§ **Problem details**
Determine how many lines below hold the string "editar". Reply with the number alone.

(Stored entries)
★ ★ ★

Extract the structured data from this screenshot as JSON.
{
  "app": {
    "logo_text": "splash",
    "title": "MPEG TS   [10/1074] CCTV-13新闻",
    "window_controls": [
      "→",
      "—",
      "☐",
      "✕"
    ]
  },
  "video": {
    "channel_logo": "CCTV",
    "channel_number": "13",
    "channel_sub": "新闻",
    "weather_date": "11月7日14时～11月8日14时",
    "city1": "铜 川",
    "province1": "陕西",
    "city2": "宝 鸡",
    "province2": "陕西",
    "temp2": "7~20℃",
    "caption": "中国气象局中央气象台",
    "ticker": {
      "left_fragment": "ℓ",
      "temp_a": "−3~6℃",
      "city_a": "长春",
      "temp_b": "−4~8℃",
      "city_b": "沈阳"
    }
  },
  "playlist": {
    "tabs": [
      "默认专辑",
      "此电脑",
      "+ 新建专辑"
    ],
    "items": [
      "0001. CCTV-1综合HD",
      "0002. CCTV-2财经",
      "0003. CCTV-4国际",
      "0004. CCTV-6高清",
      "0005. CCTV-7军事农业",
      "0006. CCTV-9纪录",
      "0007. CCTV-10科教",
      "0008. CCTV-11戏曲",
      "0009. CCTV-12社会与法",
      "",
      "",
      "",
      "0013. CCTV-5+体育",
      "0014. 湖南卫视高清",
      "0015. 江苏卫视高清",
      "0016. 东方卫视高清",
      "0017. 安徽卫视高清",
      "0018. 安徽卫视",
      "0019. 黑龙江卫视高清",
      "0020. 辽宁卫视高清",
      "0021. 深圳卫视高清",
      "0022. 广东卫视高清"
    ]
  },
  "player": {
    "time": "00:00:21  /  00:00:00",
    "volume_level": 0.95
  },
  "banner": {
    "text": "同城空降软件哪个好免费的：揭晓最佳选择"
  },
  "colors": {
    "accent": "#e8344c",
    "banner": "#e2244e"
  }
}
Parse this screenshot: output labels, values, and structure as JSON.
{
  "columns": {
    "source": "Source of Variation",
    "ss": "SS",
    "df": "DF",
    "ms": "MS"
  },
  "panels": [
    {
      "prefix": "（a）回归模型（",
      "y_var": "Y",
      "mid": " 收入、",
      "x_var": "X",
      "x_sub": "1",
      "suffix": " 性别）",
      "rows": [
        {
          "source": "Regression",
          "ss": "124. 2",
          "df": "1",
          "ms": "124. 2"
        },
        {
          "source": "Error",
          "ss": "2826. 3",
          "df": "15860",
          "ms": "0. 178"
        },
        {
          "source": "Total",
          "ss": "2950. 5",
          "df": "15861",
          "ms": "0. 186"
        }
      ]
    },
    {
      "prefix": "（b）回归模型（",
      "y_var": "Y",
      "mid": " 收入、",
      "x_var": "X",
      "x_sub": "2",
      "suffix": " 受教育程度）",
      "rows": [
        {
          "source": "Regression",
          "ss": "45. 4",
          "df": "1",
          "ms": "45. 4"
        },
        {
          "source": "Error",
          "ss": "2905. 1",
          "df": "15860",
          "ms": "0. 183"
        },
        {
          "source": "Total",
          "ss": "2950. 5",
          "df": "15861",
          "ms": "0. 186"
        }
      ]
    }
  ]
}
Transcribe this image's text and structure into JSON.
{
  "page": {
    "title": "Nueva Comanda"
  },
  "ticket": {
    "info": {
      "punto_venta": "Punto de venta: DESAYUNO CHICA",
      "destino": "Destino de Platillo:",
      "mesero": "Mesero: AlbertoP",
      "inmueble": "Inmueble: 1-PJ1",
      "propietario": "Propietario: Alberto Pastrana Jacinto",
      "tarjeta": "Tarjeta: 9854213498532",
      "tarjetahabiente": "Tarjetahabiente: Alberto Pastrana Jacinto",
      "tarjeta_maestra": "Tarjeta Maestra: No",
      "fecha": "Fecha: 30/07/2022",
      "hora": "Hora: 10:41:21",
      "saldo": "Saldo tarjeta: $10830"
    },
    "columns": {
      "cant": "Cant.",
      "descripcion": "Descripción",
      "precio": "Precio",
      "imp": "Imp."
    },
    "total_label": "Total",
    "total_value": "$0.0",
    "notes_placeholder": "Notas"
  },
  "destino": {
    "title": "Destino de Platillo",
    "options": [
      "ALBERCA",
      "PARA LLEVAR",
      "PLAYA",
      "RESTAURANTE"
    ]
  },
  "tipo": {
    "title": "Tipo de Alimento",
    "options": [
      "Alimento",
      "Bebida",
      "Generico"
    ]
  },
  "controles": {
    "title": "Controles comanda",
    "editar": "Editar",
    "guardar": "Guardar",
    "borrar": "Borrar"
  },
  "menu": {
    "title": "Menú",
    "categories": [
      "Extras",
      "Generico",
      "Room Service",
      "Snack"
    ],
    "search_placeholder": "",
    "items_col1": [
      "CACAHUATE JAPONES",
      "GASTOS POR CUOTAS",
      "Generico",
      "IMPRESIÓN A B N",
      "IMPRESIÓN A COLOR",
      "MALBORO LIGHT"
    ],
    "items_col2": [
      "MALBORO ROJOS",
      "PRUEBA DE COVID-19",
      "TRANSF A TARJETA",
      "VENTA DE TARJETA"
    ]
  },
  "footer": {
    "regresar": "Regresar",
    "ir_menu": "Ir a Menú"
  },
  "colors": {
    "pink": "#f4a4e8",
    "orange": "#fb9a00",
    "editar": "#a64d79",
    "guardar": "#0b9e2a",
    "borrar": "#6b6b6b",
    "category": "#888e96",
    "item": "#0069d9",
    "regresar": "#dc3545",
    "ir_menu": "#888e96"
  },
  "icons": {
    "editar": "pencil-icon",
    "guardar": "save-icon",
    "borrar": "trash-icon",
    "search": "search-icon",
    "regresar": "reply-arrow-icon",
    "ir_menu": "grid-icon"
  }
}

★ ★ ★

§ **Output of the task**
3